■ **Written exercise**: Reproduce the records exactly.

■ **Materials provided**:
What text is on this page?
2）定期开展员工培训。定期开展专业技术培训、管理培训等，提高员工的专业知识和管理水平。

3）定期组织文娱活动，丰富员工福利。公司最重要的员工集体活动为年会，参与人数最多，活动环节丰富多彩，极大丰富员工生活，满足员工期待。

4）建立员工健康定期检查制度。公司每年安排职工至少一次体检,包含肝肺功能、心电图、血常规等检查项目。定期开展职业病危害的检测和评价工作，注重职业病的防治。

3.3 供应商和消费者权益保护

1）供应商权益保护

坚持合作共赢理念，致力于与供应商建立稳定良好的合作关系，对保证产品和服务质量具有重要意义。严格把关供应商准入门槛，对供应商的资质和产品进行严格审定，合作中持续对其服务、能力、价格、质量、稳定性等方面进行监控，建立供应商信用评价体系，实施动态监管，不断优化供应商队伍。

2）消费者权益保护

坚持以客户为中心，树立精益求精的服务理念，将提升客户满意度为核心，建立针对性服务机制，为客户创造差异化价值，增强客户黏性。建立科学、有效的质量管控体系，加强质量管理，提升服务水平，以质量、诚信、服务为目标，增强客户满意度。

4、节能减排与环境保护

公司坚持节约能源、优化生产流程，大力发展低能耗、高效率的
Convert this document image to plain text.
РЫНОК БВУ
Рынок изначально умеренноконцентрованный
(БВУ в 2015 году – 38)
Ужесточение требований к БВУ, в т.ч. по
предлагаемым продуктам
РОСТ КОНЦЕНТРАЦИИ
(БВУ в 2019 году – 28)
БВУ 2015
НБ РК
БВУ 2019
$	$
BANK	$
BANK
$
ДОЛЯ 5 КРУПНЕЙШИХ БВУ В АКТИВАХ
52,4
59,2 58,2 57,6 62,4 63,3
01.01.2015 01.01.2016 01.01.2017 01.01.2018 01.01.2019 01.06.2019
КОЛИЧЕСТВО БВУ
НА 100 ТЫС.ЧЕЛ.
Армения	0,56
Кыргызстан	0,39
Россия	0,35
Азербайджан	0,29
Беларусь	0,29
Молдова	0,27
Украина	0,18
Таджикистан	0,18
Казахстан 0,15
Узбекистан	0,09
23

■ **Answer for this exercise**:
What text is on this page?
2）定期开展员工培训。定期开展专业技术培训、管理培训等，提高员工的专业知识和管理水平。

3）定期组织文娱活动，丰富员工福利。公司最重要的员工集体活动为年会，参与人数最多，活动环节丰富多彩，极大丰富员工生活，满足员工期待。

4）建立员工健康定期检查制度。公司每年安排职工至少一次体检,包含肝肺功能、心电图、血常规等检查项目。定期开展职业病危害的检测和评价工作，注重职业病的防治。

3.3 供应商和消费者权益保护

1）供应商权益保护

坚持合作共赢理念，致力于与供应商建立稳定良好的合作关系，对保证产品和服务质量具有重要意义。严格把关供应商准入门槛，对供应商的资质和产品进行严格审定，合作中持续对其服务、能力、价格、质量、稳定性等方面进行监控，建立供应商信用评价体系，实施动态监管，不断优化供应商队伍。

2）消费者权益保护

坚持以客户为中心，树立精益求精的服务理念，将提升客户满意度为核心，建立针对性服务机制，为客户创造差异化价值，增强客户黏性。建立科学、有效的质量管控体系，加强质量管理，提升服务水平，以质量、诚信、服务为目标，增强客户满意度。

4、节能减排与环境保护

公司坚持节约能源、优化生产流程，大力发展低能耗、高效率的
Convert this document image to plain text.
РЫНОК БВУ
Рынок изначально умеренноконцентрованный
(БВУ в 2015 году – 38)
Ужесточение требований к БВУ, в т.ч. по
предлагаемым продуктам
РОСТ КОНЦЕНТРАЦИИ
(БВУ в 2019 году – 28)
БВУ 2015
НБ РК
БВУ 2019
$	$
BANK	$
BANK
$
ДОЛЯ 5 КРУПНЕЙШИХ БВУ В АКТИВАХ
52,4
59,2 58,2 57,6 62,4 63,3
01.01.2015 01.01.2016 01.01.2017 01.01.2018 01.01.2019 01.06.2019
КОЛИЧЕСТВО БВУ
НА 100 ТЫС.ЧЕЛ.
Армения	0,56
Кыргызстан	0,39
Россия	0,35
Азербайджан	0,29
Беларусь	0,29
Молдова	0,27
Украина	0,18
Таджикистан	0,18
Казахстан 0,15
Узбекистан	0,09
23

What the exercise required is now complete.